(A block of data)
──────────

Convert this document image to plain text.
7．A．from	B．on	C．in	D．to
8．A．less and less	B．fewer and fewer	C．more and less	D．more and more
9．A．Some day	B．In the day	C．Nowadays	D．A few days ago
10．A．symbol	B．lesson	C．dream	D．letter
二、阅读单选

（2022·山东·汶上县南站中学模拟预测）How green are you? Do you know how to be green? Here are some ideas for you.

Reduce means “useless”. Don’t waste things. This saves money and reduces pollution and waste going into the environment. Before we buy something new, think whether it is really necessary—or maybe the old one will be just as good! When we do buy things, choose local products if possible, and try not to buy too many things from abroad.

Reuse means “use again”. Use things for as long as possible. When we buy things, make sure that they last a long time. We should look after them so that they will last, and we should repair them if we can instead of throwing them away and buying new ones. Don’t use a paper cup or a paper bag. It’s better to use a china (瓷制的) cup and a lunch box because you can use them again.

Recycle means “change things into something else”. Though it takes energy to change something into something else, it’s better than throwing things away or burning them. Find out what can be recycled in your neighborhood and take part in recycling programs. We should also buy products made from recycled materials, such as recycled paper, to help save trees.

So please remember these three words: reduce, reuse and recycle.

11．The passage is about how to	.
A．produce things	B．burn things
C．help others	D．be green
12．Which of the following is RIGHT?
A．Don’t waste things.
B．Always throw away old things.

──────────

To do:
Copy all lines of the material above where the string "waste" occurs.

Answer to this problem:
Reduce means “useless”. Don’t waste things. This saves money and reduces pollution and waste going into the environment. Before we buy something new, think whether it is really necessary—or maybe the old one will be just as good! When we do buy things, choose local products if possible, and try not to buy too many things from abroad.
A．Don’t waste things.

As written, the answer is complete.